— WHAT YOU SHOULD DO —
Exact repetition of every entry is required.

— DATA FOR THE TASK —
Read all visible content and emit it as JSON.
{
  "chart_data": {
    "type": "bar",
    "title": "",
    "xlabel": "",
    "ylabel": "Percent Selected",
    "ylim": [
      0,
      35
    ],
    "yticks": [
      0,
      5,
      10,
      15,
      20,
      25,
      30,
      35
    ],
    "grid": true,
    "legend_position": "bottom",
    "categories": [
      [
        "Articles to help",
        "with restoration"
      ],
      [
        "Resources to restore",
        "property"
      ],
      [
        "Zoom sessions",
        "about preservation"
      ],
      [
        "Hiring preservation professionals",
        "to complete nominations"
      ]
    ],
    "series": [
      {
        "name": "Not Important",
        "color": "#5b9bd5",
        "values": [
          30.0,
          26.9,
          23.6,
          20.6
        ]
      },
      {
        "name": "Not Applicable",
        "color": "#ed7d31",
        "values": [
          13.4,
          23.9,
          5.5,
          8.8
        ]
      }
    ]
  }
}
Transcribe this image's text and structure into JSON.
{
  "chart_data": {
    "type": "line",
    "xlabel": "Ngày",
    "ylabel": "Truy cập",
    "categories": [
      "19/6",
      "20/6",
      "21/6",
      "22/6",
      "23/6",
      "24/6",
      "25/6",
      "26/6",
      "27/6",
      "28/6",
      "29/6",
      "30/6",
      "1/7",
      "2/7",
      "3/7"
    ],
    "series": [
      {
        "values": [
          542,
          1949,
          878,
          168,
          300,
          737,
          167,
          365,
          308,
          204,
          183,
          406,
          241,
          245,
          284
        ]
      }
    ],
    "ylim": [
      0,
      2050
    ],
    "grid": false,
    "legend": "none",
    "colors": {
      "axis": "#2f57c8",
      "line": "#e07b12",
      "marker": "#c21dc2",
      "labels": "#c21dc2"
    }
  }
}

— ANSWER TO THIS EXERCISE —
Read all visible content and emit it as JSON.
{
  "chart_data": {
    "type": "bar",
    "title": "",
    "xlabel": "",
    "ylabel": "Percent Selected",
    "ylim": [
      0,
      35
    ],
    "yticks": [
      0,
      5,
      10,
      15,
      20,
      25,
      30,
      35
    ],
    "grid": true,
    "legend_position": "bottom",
    "categories": [
      [
        "Articles to help",
        "with restoration"
      ],
      [
        "Resources to restore",
        "property"
      ],
      [
        "Zoom sessions",
        "about preservation"
      ],
      [
        "Hiring preservation professionals",
        "to complete nominations"
      ]
    ],
    "series": [
      {
        "name": "Not Important",
        "color": "#5b9bd5",
        "values": [
          30.0,
          26.9,
          23.6,
          20.6
        ]
      },
      {
        "name": "Not Applicable",
        "color": "#ed7d31",
        "values": [
          13.4,
          23.9,
          5.5,
          8.8
        ]
      }
    ]
  }
}
Transcribe this image's text and structure into JSON.
{
  "chart_data": {
    "type": "line",
    "xlabel": "Ngày",
    "ylabel": "Truy cập",
    "categories": [
      "19/6",
      "20/6",
      "21/6",
      "22/6",
      "23/6",
      "24/6",
      "25/6",
      "26/6",
      "27/6",
      "28/6",
      "29/6",
      "30/6",
      "1/7",
      "2/7",
      "3/7"
    ],
    "series": [
      {
        "values": [
          542,
          1949,
          878,
          168,
          300,
          737,
          167,
          365,
          308,
          204,
          183,
          406,
          241,
          245,
          284
        ]
      }
    ],
    "ylim": [
      0,
      2050
    ],
    "grid": false,
    "legend": "none",
    "colors": {
      "axis": "#2f57c8",
      "line": "#e07b12",
      "marker": "#c21dc2",
      "labels": "#c21dc2"
    }
  }
}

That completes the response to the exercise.